#### Objective:
Reading down the listing below, count the lines where the word "icon" shows up, then give only that count.

#### Input rows:

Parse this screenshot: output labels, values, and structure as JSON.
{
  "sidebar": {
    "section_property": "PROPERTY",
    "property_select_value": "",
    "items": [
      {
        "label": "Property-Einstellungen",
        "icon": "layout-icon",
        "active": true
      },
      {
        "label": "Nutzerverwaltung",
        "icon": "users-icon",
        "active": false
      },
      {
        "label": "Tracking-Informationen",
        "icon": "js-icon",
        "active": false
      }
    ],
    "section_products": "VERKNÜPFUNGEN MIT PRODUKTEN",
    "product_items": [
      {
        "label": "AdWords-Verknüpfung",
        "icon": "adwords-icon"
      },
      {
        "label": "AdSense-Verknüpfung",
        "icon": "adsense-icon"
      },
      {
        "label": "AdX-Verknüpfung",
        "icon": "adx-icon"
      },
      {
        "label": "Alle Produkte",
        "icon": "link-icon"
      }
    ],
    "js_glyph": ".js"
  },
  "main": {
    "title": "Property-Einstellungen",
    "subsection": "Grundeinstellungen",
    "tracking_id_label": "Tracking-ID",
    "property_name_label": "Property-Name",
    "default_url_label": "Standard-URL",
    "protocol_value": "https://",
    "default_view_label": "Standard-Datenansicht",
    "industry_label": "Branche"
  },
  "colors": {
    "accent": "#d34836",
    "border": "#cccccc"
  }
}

#### Completed exercise:
7